• Written problem:
Retype each line exactly. Skip images.

• Data records:

____

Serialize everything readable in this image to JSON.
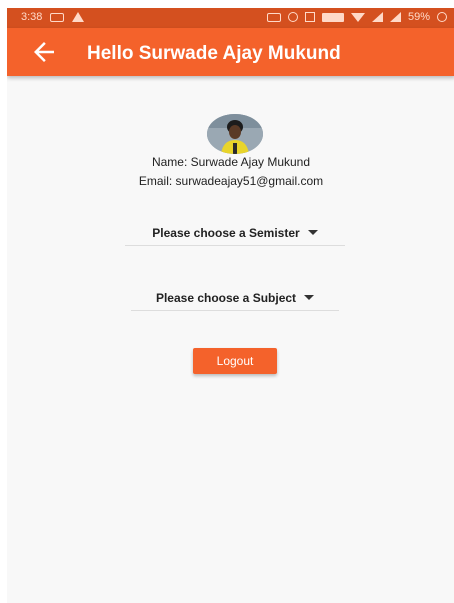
{
  "status_bar": {
    "time": "3:38",
    "battery": "59%"
  },
  "app_bar": {
    "title": "Hello Surwade Ajay Mukund"
  },
  "profile": {
    "name": "Name: Surwade Ajay Mukund",
    "email": "Email: surwadeajay51@gmail.com"
  },
  "semester_dropdown": {
    "value": "Please choose a Semister"
  },
  "subject_dropdown": {
    "value": "Please choose a Subject"
  },
  "logout_label": "Logout",
  "colors": {
    "primary": "#f4622b",
    "status_bar": "#d4501f",
    "background": "#f8f8f8",
    "text": "#222222"
  },
  "icons": {
    "back": "arrow-left-icon",
    "dropdown": "caret-down-icon"
  }
}
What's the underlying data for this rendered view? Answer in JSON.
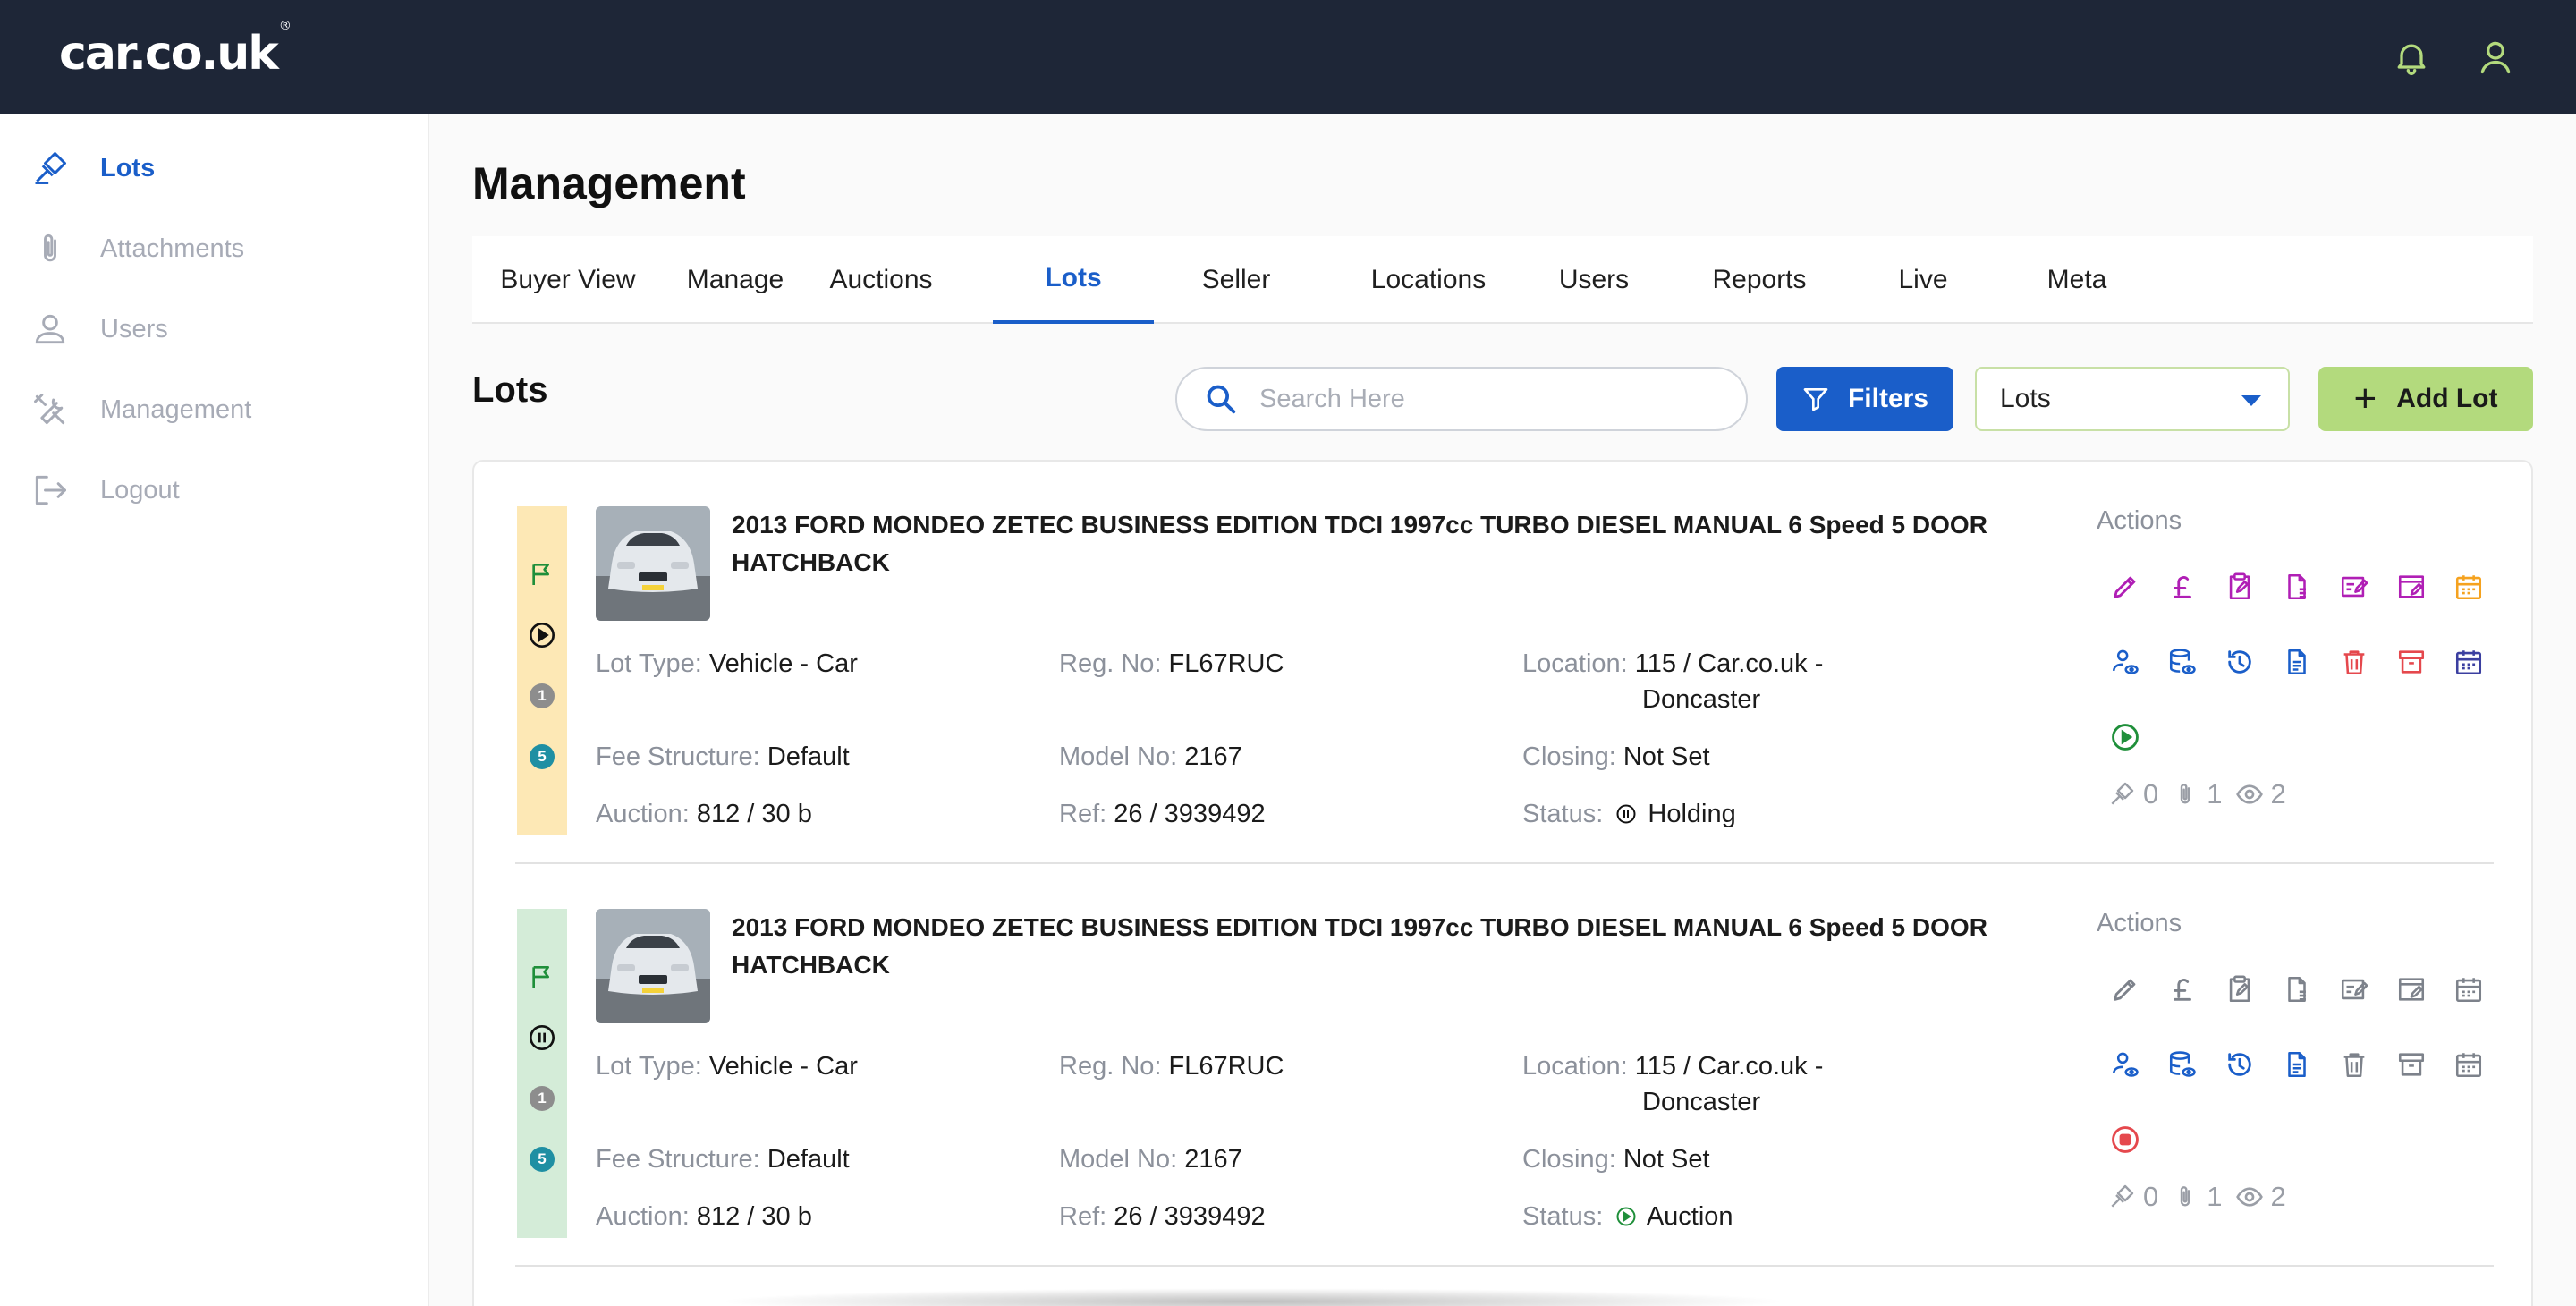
{
  "brand": {
    "logo_text": "car.co.uk",
    "logo_mark": "®"
  },
  "topbar": {
    "icons": [
      "bell-icon",
      "user-icon"
    ],
    "accent": "#b3da7d"
  },
  "sidebar": {
    "items": [
      {
        "label": "Lots",
        "icon": "gavel-icon",
        "active": true
      },
      {
        "label": "Attachments",
        "icon": "paperclip-icon",
        "active": false
      },
      {
        "label": "Users",
        "icon": "user-icon",
        "active": false
      },
      {
        "label": "Management",
        "icon": "tools-icon",
        "active": false
      },
      {
        "label": "Logout",
        "icon": "logout-icon",
        "active": false
      }
    ]
  },
  "page": {
    "title": "Management"
  },
  "tabs": [
    {
      "label": "Buyer View"
    },
    {
      "label": "Manage"
    },
    {
      "label": "Auctions"
    },
    {
      "label": "Lots",
      "active": true
    },
    {
      "label": "Seller"
    },
    {
      "label": "Locations"
    },
    {
      "label": "Users"
    },
    {
      "label": "Reports"
    },
    {
      "label": "Live"
    },
    {
      "label": "Meta"
    }
  ],
  "toolbar": {
    "section_title": "Lots",
    "search_placeholder": "Search Here",
    "filters_label": "Filters",
    "select_value": "Lots",
    "add_label": "Add Lot"
  },
  "labels": {
    "lot_type": "Lot Type:",
    "reg_no": "Reg. No:",
    "location": "Location:",
    "fee_structure": "Fee Structure:",
    "model_no": "Model No:",
    "closing": "Closing:",
    "auction": "Auction:",
    "ref": "Ref:",
    "status": "Status:",
    "actions": "Actions"
  },
  "lots": [
    {
      "title": "2013 FORD MONDEO ZETEC BUSINESS EDITION TDCI 1997cc TURBO DIESEL MANUAL 6 Speed 5 DOOR HATCHBACK",
      "strip_color": "#fde8b5",
      "state_icon": "play-circle-icon",
      "badge_1": "1",
      "badge_2": "5",
      "lot_type": "Vehicle - Car",
      "reg_no": "FL67RUC",
      "location_line1": "115 / Car.co.uk -",
      "location_line2": "Doncaster",
      "fee_structure": "Default",
      "model_no": "2167",
      "closing": "Not Set",
      "auction": "812 / 30 b",
      "ref": "26 / 3939492",
      "status": "Holding",
      "status_icon": "pause-circle-icon",
      "extra_action_icon": "play-circle-icon",
      "bids": "0",
      "attachments": "1",
      "views": "2"
    },
    {
      "title": "2013 FORD MONDEO ZETEC BUSINESS EDITION TDCI 1997cc TURBO DIESEL MANUAL 6 Speed 5 DOOR HATCHBACK",
      "strip_color": "#d4ecd8",
      "state_icon": "pause-circle-icon",
      "badge_1": "1",
      "badge_2": "5",
      "lot_type": "Vehicle - Car",
      "reg_no": "FL67RUC",
      "location_line1": "115 / Car.co.uk -",
      "location_line2": "Doncaster",
      "fee_structure": "Default",
      "model_no": "2167",
      "closing": "Not Set",
      "auction": "812 / 30 b",
      "ref": "26 / 3939492",
      "status": "Auction",
      "status_icon": "play-circle-icon",
      "extra_action_icon": "stop-circle-icon",
      "bids": "0",
      "attachments": "1",
      "views": "2"
    }
  ],
  "colors": {
    "primary": "#1a5ec9",
    "navbar": "#1e2637",
    "lime": "#b3da7d",
    "magenta": "#b01fb5",
    "orange": "#f5a21f",
    "red": "#e5484d",
    "green": "#1f8f3a",
    "teal": "#1f8fa3",
    "grey": "#8c919b"
  }
}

____

• Answer below:
Serialize everything readable in this image to JSON.
{
  "status_bar": {
    "time": "3:38",
    "battery": "59%"
  },
  "app_bar": {
    "title": "Hello Surwade Ajay Mukund"
  },
  "profile": {
    "name": "Name: Surwade Ajay Mukund",
    "email": "Email: surwadeajay51@gmail.com"
  },
  "semester_dropdown": {
    "value": "Please choose a Semister"
  },
  "subject_dropdown": {
    "value": "Please choose a Subject"
  },
  "logout_label": "Logout",
  "colors": {
    "primary": "#f4622b",
    "status_bar": "#d4501f",
    "background": "#f8f8f8",
    "text": "#222222"
  },
  "icons": {
    "back": "arrow-left-icon",
    "dropdown": "caret-down-icon"
  }
}
What's the underlying data for this rendered view? Answer in JSON.
{
  "brand": {
    "logo_text": "car.co.uk",
    "logo_mark": "®"
  },
  "topbar": {
    "icons": [
      "bell-icon",
      "user-icon"
    ],
    "accent": "#b3da7d"
  },
  "sidebar": {
    "items": [
      {
        "label": "Lots",
        "icon": "gavel-icon",
        "active": true
      },
      {
        "label": "Attachments",
        "icon": "paperclip-icon",
        "active": false
      },
      {
        "label": "Users",
        "icon": "user-icon",
        "active": false
      },
      {
        "label": "Management",
        "icon": "tools-icon",
        "active": false
      },
      {
        "label": "Logout",
        "icon": "logout-icon",
        "active": false
      }
    ]
  },
  "page": {
    "title": "Management"
  },
  "tabs": [
    {
      "label": "Buyer View"
    },
    {
      "label": "Manage"
    },
    {
      "label": "Auctions"
    },
    {
      "label": "Lots",
      "active": true
    },
    {
      "label": "Seller"
    },
    {
      "label": "Locations"
    },
    {
      "label": "Users"
    },
    {
      "label": "Reports"
    },
    {
      "label": "Live"
    },
    {
      "label": "Meta"
    }
  ],
  "toolbar": {
    "section_title": "Lots",
    "search_placeholder": "Search Here",
    "filters_label": "Filters",
    "select_value": "Lots",
    "add_label": "Add Lot"
  },
  "labels": {
    "lot_type": "Lot Type:",
    "reg_no": "Reg. No:",
    "location": "Location:",
    "fee_structure": "Fee Structure:",
    "model_no": "Model No:",
    "closing": "Closing:",
    "auction": "Auction:",
    "ref": "Ref:",
    "status": "Status:",
    "actions": "Actions"
  },
  "lots": [
    {
      "title": "2013 FORD MONDEO ZETEC BUSINESS EDITION TDCI 1997cc TURBO DIESEL MANUAL 6 Speed 5 DOOR HATCHBACK",
      "strip_color": "#fde8b5",
      "state_icon": "play-circle-icon",
      "badge_1": "1",
      "badge_2": "5",
      "lot_type": "Vehicle - Car",
      "reg_no": "FL67RUC",
      "location_line1": "115 / Car.co.uk -",
      "location_line2": "Doncaster",
      "fee_structure": "Default",
      "model_no": "2167",
      "closing": "Not Set",
      "auction": "812 / 30 b",
      "ref": "26 / 3939492",
      "status": "Holding",
      "status_icon": "pause-circle-icon",
      "extra_action_icon": "play-circle-icon",
      "bids": "0",
      "attachments": "1",
      "views": "2"
    },
    {
      "title": "2013 FORD MONDEO ZETEC BUSINESS EDITION TDCI 1997cc TURBO DIESEL MANUAL 6 Speed 5 DOOR HATCHBACK",
      "strip_color": "#d4ecd8",
      "state_icon": "pause-circle-icon",
      "badge_1": "1",
      "badge_2": "5",
      "lot_type": "Vehicle - Car",
      "reg_no": "FL67RUC",
      "location_line1": "115 / Car.co.uk -",
      "location_line2": "Doncaster",
      "fee_structure": "Default",
      "model_no": "2167",
      "closing": "Not Set",
      "auction": "812 / 30 b",
      "ref": "26 / 3939492",
      "status": "Auction",
      "status_icon": "play-circle-icon",
      "extra_action_icon": "stop-circle-icon",
      "bids": "0",
      "attachments": "1",
      "views": "2"
    }
  ],
  "colors": {
    "primary": "#1a5ec9",
    "navbar": "#1e2637",
    "lime": "#b3da7d",
    "magenta": "#b01fb5",
    "orange": "#f5a21f",
    "red": "#e5484d",
    "green": "#1f8f3a",
    "teal": "#1f8fa3",
    "grey": "#8c919b"
  }
}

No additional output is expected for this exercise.